Records from a dataset:
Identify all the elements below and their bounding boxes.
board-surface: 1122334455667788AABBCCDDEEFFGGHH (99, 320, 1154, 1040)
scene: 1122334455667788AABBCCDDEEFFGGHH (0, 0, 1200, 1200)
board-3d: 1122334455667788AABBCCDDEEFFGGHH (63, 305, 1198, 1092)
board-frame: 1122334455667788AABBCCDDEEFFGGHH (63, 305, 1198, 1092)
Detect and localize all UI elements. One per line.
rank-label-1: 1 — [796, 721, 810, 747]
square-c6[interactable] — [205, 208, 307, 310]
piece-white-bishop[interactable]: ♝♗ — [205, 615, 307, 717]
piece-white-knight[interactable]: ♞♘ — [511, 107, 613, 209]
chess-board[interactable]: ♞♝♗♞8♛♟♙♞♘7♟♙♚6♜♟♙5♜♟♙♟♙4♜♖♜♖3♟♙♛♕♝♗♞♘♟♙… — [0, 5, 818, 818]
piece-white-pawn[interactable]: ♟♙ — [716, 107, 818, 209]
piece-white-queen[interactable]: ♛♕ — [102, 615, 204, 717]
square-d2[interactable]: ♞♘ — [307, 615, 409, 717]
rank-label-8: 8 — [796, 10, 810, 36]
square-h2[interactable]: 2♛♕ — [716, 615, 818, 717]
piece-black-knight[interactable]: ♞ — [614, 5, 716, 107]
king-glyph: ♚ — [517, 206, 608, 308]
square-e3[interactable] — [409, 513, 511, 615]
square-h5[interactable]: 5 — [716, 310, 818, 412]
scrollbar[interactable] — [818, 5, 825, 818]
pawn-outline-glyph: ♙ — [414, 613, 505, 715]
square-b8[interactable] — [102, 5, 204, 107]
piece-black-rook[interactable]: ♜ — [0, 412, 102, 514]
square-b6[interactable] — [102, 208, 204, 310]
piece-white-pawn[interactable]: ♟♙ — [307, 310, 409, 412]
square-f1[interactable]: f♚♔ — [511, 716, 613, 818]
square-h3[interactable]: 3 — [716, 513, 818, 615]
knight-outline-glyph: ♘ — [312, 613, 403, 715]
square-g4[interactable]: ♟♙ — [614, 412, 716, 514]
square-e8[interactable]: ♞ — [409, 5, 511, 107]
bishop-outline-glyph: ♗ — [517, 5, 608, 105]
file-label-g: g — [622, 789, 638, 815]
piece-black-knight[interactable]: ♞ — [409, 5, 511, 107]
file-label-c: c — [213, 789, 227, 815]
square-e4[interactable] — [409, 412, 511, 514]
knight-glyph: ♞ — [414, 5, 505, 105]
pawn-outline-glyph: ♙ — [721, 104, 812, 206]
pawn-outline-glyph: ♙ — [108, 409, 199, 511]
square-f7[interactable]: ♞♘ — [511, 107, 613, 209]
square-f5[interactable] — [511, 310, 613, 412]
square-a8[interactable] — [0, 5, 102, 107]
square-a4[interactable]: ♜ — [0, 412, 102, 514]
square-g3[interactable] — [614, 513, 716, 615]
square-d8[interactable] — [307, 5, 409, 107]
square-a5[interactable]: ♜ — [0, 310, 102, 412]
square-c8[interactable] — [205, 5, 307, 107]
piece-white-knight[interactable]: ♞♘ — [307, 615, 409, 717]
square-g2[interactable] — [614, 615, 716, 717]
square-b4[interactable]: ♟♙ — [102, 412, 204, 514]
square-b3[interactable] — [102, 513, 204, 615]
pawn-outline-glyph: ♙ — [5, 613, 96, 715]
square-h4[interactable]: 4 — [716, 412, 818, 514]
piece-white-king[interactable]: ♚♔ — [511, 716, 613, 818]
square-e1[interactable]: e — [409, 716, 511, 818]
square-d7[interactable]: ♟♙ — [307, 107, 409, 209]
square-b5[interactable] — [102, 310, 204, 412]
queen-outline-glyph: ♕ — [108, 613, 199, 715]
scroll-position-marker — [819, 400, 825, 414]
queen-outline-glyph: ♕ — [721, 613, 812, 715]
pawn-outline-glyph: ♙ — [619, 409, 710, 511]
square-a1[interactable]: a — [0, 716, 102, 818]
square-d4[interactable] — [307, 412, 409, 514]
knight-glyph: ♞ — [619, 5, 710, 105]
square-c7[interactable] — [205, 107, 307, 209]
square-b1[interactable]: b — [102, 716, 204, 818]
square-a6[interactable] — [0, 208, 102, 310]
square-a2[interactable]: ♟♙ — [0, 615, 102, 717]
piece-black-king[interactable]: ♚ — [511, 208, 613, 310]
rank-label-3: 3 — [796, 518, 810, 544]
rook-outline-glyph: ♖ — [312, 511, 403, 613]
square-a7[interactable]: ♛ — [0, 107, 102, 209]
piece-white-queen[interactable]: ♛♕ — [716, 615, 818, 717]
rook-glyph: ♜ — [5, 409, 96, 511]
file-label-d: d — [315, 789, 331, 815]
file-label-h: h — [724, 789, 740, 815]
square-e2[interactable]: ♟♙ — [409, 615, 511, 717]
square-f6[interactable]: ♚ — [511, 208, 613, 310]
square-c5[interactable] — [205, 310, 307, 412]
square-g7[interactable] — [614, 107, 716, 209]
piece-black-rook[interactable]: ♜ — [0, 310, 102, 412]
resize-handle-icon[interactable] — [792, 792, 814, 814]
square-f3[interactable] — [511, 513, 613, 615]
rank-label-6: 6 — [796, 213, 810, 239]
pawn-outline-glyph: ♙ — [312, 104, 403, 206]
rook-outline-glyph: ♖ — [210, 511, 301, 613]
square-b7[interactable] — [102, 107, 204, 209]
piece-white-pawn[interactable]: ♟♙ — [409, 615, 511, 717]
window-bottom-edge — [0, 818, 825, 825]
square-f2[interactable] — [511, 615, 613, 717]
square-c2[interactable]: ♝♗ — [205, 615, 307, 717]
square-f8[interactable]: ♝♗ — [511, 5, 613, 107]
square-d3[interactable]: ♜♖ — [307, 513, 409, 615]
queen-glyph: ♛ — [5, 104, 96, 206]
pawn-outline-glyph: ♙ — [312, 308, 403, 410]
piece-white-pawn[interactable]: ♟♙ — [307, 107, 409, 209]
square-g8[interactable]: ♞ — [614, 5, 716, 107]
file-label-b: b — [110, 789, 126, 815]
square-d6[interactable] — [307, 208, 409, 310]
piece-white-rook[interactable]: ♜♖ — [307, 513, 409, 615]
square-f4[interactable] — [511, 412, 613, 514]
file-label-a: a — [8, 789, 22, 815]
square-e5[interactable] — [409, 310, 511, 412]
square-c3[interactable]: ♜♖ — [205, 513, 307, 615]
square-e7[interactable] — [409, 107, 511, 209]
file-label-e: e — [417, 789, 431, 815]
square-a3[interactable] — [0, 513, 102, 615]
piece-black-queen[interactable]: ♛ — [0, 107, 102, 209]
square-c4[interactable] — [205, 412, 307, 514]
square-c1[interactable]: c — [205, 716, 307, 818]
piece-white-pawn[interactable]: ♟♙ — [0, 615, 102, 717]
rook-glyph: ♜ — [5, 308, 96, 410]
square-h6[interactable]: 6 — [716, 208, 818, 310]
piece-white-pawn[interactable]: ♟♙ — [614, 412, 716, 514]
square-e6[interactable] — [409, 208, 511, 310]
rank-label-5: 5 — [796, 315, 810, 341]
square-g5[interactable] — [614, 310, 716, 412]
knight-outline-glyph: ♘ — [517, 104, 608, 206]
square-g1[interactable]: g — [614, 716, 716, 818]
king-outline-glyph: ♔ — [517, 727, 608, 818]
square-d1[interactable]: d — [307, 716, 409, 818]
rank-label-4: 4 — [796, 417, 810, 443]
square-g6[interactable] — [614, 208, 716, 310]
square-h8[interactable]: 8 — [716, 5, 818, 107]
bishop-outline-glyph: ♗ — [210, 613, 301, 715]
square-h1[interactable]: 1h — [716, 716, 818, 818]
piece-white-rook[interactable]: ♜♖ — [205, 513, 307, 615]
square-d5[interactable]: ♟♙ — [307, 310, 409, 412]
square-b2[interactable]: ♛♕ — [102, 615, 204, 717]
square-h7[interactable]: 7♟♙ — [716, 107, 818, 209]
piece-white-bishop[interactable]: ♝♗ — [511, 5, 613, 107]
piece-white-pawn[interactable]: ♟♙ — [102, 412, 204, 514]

> Requirement
Output as a JSON list of strings, one per line, the lines of the data starting at the beginning and going through the line containing "board-3d: 1122334455667788AABBCCDDEEFFGGHH (63, 305, 1198, 1092)", skipping blank lines.

> Output of the task
[
  "Identify all the elements below and their bounding boxes.",
  "board-surface: 1122334455667788AABBCCDDEEFFGGHH (99, 320, 1154, 1040)",
  "scene: 1122334455667788AABBCCDDEEFFGGHH (0, 0, 1200, 1200)",
  "board-3d: 1122334455667788AABBCCDDEEFFGGHH (63, 305, 1198, 1092)"
]